Prompt —
Pull out from the material below all lines with "image".
— Start Input material —
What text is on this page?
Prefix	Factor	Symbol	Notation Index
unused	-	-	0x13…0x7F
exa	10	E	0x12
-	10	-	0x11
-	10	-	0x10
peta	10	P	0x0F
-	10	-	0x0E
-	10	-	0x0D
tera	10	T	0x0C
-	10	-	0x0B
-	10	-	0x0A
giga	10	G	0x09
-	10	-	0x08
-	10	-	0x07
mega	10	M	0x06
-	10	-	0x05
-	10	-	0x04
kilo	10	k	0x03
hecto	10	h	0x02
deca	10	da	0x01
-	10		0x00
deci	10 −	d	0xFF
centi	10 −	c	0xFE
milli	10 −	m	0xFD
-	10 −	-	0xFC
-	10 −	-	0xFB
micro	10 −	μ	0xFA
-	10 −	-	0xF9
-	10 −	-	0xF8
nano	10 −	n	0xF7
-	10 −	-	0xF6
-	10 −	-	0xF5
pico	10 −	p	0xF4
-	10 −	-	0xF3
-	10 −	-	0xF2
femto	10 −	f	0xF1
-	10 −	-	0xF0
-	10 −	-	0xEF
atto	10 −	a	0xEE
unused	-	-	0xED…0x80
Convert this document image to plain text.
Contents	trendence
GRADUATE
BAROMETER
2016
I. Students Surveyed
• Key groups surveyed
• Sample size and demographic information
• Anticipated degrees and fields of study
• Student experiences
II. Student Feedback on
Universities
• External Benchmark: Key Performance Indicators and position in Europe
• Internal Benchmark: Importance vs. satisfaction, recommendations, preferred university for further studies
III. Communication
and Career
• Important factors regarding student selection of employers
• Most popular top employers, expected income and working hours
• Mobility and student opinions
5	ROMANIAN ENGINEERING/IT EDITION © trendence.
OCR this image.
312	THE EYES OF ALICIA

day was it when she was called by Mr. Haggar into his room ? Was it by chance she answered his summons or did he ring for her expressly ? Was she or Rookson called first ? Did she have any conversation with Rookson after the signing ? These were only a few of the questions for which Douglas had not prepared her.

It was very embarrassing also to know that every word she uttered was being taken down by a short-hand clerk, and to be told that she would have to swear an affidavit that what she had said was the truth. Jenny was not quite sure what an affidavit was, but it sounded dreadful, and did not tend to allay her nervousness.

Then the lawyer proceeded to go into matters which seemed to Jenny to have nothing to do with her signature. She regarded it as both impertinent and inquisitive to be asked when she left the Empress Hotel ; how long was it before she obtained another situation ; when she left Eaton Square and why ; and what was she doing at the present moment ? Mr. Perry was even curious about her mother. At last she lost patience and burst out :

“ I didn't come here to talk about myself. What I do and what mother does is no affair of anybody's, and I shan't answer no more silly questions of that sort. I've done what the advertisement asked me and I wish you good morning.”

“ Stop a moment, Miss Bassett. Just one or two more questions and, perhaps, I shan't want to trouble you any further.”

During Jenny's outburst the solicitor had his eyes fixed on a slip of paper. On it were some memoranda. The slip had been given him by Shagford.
— End Input material —
Reply to the exercise —
Convert this document image to plain text.
OCR this image.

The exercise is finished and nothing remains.